- **WHAT IS ASKED**
Repeat exactly the lines from the line containing "What data populates" through the last line of the records below, inclusive, and nothing else.

- **GIVEN RECORDS**
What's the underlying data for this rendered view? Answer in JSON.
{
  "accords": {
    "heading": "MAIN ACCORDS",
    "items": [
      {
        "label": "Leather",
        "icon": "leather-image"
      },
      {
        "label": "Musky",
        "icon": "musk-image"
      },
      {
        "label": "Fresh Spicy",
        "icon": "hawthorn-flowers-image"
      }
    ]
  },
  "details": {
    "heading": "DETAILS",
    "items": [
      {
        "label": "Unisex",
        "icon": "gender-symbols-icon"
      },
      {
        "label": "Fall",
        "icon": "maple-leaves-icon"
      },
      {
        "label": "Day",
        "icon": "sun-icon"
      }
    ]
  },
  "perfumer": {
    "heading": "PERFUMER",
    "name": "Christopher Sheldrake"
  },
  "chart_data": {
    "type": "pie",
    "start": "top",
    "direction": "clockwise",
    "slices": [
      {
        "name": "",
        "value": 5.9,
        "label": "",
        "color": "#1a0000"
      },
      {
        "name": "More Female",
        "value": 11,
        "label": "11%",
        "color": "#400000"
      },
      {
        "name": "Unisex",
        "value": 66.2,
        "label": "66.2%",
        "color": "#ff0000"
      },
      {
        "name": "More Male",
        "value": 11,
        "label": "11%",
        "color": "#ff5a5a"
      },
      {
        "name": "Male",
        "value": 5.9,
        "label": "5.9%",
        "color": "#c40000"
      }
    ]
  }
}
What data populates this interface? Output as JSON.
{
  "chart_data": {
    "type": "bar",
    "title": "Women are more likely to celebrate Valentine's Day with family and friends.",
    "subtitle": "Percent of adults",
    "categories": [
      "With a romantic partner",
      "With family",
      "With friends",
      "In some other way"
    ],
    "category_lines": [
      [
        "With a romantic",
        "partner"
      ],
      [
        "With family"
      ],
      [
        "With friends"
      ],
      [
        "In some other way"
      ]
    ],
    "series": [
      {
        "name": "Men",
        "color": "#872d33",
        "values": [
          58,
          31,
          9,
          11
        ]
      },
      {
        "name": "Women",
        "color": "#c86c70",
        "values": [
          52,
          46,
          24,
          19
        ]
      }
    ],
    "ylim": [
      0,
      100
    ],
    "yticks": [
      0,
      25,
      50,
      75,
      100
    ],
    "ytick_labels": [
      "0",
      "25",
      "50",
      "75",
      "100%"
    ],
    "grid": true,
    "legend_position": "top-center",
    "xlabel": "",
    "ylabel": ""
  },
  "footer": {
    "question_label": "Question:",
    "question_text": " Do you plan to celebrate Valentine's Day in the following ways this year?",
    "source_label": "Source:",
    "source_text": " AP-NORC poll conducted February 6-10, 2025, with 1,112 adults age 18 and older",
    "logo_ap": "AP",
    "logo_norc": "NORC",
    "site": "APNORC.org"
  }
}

- **CORRECT RESPONSE**
What data populates this interface? Output as JSON.
{
  "chart_data": {
    "type": "bar",
    "title": "Women are more likely to celebrate Valentine's Day with family and friends.",
    "subtitle": "Percent of adults",
    "categories": [
      "With a romantic partner",
      "With family",
      "With friends",
      "In some other way"
    ],
    "category_lines": [
      [
        "With a romantic",
        "partner"
      ],
      [
        "With family"
      ],
      [
        "With friends"
      ],
      [
        "In some other way"
      ]
    ],
    "series": [
      {
        "name": "Men",
        "color": "#872d33",
        "values": [
          58,
          31,
          9,
          11
        ]
      },
      {
        "name": "Women",
        "color": "#c86c70",
        "values": [
          52,
          46,
          24,
          19
        ]
      }
    ],
    "ylim": [
      0,
      100
    ],
    "yticks": [
      0,
      25,
      50,
      75,
      100
    ],
    "ytick_labels": [
      "0",
      "25",
      "50",
      "75",
      "100%"
    ],
    "grid": true,
    "legend_position": "top-center",
    "xlabel": "",
    "ylabel": ""
  },
  "footer": {
    "question_label": "Question:",
    "question_text": " Do you plan to celebrate Valentine's Day in the following ways this year?",
    "source_label": "Source:",
    "source_text": " AP-NORC poll conducted February 6-10, 2025, with 1,112 adults age 18 and older",
    "logo_ap": "AP",
    "logo_norc": "NORC",
    "site": "APNORC.org"
  }
}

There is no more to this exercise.